Records about charts and figures
--*--
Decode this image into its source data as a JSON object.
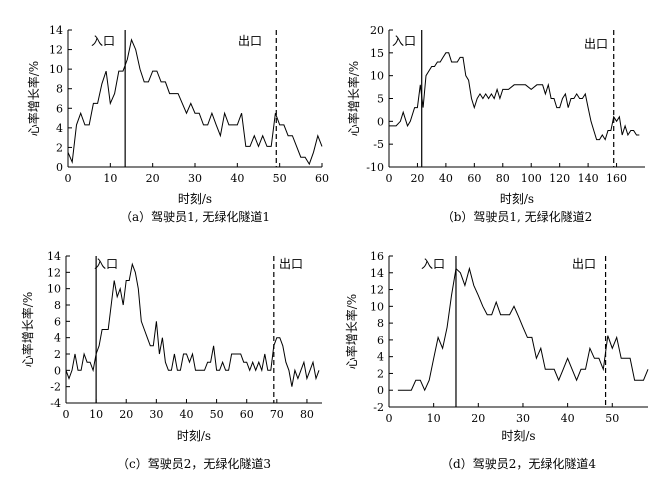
{
  "chart_data": [
    {
      "type": "line",
      "caption": "（a）驾驶员1, 无绿化隧道1",
      "xlabel": "时刻/s",
      "ylabel": "心率增长率/%",
      "xlim": [
        0,
        60
      ],
      "ylim": [
        0,
        14
      ],
      "xticks": [
        0,
        10,
        20,
        30,
        40,
        50,
        60
      ],
      "yticks": [
        0,
        2,
        4,
        6,
        8,
        10,
        12,
        14
      ],
      "entry": {
        "label": "入口",
        "x": 13.5,
        "style": "solid"
      },
      "exit": {
        "label": "出口",
        "x": 49.2,
        "style": "dashed"
      },
      "series": [
        {
          "x": [
            0,
            1,
            2,
            3,
            4,
            5,
            6,
            7,
            8,
            9,
            10,
            11,
            12,
            13,
            14,
            15,
            16,
            17,
            18,
            19,
            20,
            21,
            22,
            23,
            24,
            25,
            26,
            27,
            28,
            29,
            30,
            31,
            32,
            33,
            34,
            35,
            36,
            37,
            38,
            39,
            40,
            41,
            42,
            43,
            44,
            45,
            46,
            47,
            48,
            49,
            50,
            51,
            52,
            53,
            54,
            55,
            56,
            57,
            58,
            59,
            60
          ],
          "y": [
            1.5,
            0.5,
            4.3,
            5.5,
            4.3,
            4.3,
            6.5,
            6.5,
            8.5,
            9.8,
            6.5,
            7.5,
            9.8,
            9.8,
            11.0,
            13.0,
            12.0,
            10.0,
            8.7,
            8.7,
            9.8,
            9.8,
            8.7,
            8.7,
            7.5,
            7.5,
            7.5,
            6.5,
            5.5,
            6.5,
            5.5,
            5.5,
            4.3,
            4.3,
            5.5,
            4.3,
            3.2,
            5.5,
            4.3,
            4.3,
            4.3,
            5.5,
            2.1,
            2.1,
            3.2,
            2.1,
            3.2,
            2.1,
            2.1,
            5.5,
            4.3,
            4.3,
            3.2,
            3.2,
            2.1,
            1.0,
            1.0,
            0.3,
            1.5,
            3.2,
            2.1
          ]
        }
      ]
    },
    {
      "type": "line",
      "caption": "（b）驾驶员1, 无绿化隧道2",
      "xlabel": "时刻/s",
      "ylabel": "心率增长率/%",
      "xlim": [
        0,
        180
      ],
      "ylim": [
        -10,
        20
      ],
      "xticks": [
        0,
        20,
        40,
        60,
        80,
        100,
        120,
        140,
        160
      ],
      "yticks": [
        -10,
        -5,
        0,
        5,
        10,
        15,
        20
      ],
      "entry": {
        "label": "入口",
        "x": 23,
        "style": "solid"
      },
      "exit": {
        "label": "出口",
        "x": 158,
        "style": "dashed"
      },
      "series": [
        {
          "x": [
            0,
            5,
            8,
            10,
            13,
            15,
            18,
            20,
            22,
            24,
            26,
            28,
            30,
            32,
            34,
            36,
            38,
            40,
            42,
            44,
            46,
            48,
            50,
            52,
            54,
            56,
            58,
            60,
            62,
            64,
            66,
            68,
            70,
            72,
            74,
            76,
            78,
            80,
            84,
            88,
            92,
            96,
            100,
            104,
            108,
            110,
            112,
            114,
            116,
            118,
            120,
            122,
            124,
            126,
            128,
            130,
            132,
            134,
            136,
            138,
            140,
            142,
            144,
            146,
            148,
            150,
            152,
            154,
            156,
            158,
            160,
            162,
            164,
            166,
            168,
            170,
            172,
            174,
            176
          ],
          "y": [
            -1,
            -1,
            0,
            2,
            -1,
            0,
            3,
            3,
            8,
            3,
            10,
            11,
            12,
            12,
            13,
            13,
            14,
            15,
            15,
            13,
            13,
            13,
            14,
            14,
            10,
            9,
            5,
            3,
            5,
            6,
            5,
            6,
            5,
            6,
            5,
            7,
            5,
            7,
            7,
            8,
            8,
            8,
            7,
            8,
            8,
            6,
            8,
            5,
            5,
            3,
            3,
            5,
            6,
            3,
            5,
            5,
            6,
            5,
            5,
            6,
            3,
            0,
            -2,
            -4,
            -4,
            -3,
            -4,
            -2,
            -2,
            1,
            0,
            1,
            -3,
            -1,
            -3,
            -2,
            -2,
            -3,
            -3
          ]
        }
      ]
    },
    {
      "type": "line",
      "caption": "（c）驾驶员2，无绿化隧道3",
      "xlabel": "时刻/s",
      "ylabel": "心率增长率/%",
      "xlim": [
        0,
        85
      ],
      "ylim": [
        -4,
        14
      ],
      "xticks": [
        0,
        10,
        20,
        30,
        40,
        50,
        60,
        70,
        80
      ],
      "yticks": [
        -4,
        -2,
        0,
        2,
        4,
        6,
        8,
        10,
        12,
        14
      ],
      "entry": {
        "label": "入口",
        "x": 10,
        "style": "solid"
      },
      "exit": {
        "label": "出口",
        "x": 69,
        "style": "dashed"
      },
      "series": [
        {
          "x": [
            0,
            1,
            2,
            3,
            4,
            5,
            6,
            7,
            8,
            9,
            10,
            11,
            12,
            13,
            14,
            15,
            16,
            17,
            18,
            19,
            20,
            21,
            22,
            23,
            24,
            25,
            26,
            27,
            28,
            29,
            30,
            31,
            32,
            33,
            34,
            35,
            36,
            37,
            38,
            39,
            40,
            41,
            42,
            43,
            44,
            45,
            46,
            47,
            48,
            49,
            50,
            51,
            52,
            53,
            54,
            55,
            56,
            57,
            58,
            59,
            60,
            61,
            62,
            63,
            64,
            65,
            66,
            67,
            68,
            69,
            70,
            71,
            72,
            73,
            74,
            75,
            76,
            77,
            78,
            79,
            80,
            81,
            82,
            83,
            84
          ],
          "y": [
            0,
            -1,
            0,
            2,
            0,
            0,
            2,
            1,
            1,
            0,
            2,
            3,
            5,
            5,
            5,
            8,
            11,
            9,
            10,
            8,
            11,
            11,
            13,
            12,
            10,
            6,
            5,
            4,
            3,
            3,
            6,
            2,
            4,
            1,
            0,
            0,
            2,
            0,
            0,
            2,
            2,
            1,
            2,
            0,
            0,
            0,
            0,
            1,
            1,
            3,
            0,
            0,
            1,
            0,
            0,
            2,
            2,
            2,
            2,
            1,
            1,
            0,
            1,
            0,
            1,
            0,
            2,
            0,
            0,
            3,
            4,
            4,
            3,
            1,
            0,
            -2,
            0,
            -1,
            0,
            1,
            -1,
            0,
            1,
            -1,
            0
          ]
        }
      ]
    },
    {
      "type": "line",
      "caption": "（d）驾驶员2，无绿化隧道4",
      "xlabel": "时刻/s",
      "ylabel": "心率增长率/%",
      "xlim": [
        0,
        58
      ],
      "ylim": [
        -2,
        16
      ],
      "xticks": [
        0,
        10,
        20,
        30,
        40,
        50
      ],
      "yticks": [
        -2,
        0,
        2,
        4,
        6,
        8,
        10,
        12,
        14,
        16
      ],
      "entry": {
        "label": "入口",
        "x": 15,
        "style": "solid"
      },
      "exit": {
        "label": "出口",
        "x": 48.5,
        "style": "dashed"
      },
      "series": [
        {
          "x": [
            2,
            3,
            4,
            5,
            6,
            7,
            8,
            9,
            10,
            11,
            12,
            13,
            14,
            15,
            16,
            17,
            18,
            19,
            20,
            21,
            22,
            23,
            24,
            25,
            26,
            27,
            28,
            29,
            30,
            31,
            32,
            33,
            34,
            35,
            36,
            37,
            38,
            39,
            40,
            41,
            42,
            43,
            44,
            45,
            46,
            47,
            48,
            49,
            50,
            51,
            52,
            53,
            54,
            55,
            56,
            57,
            58
          ],
          "y": [
            0,
            0,
            0,
            0,
            1.2,
            1.2,
            0,
            1.2,
            3.8,
            6.3,
            5.0,
            7.5,
            11.3,
            14.5,
            14.0,
            12.5,
            14.5,
            12.5,
            11.3,
            10.0,
            9.0,
            9.0,
            10.5,
            9.0,
            9.0,
            9.0,
            10.0,
            8.8,
            7.5,
            6.3,
            6.3,
            3.8,
            5.0,
            2.5,
            2.5,
            2.5,
            1.2,
            2.5,
            3.8,
            2.5,
            1.2,
            2.5,
            2.5,
            5.0,
            3.8,
            3.8,
            2.5,
            6.5,
            5.0,
            6.3,
            3.8,
            3.8,
            3.8,
            1.2,
            1.2,
            1.2,
            2.5
          ]
        }
      ]
    }
  ]
}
--*--
§ **Written instruction**:
Among the lines of the material, find those that hold the word "caption" and copy them.

§ **Solution below**:
      "caption": "（a）驾驶员1, 无绿化隧道1",
      "caption": "（b）驾驶员1, 无绿化隧道2",
      "caption": "（c）驾驶员2，无绿化隧道3",
      "caption": "（d）驾驶员2，无绿化隧道4",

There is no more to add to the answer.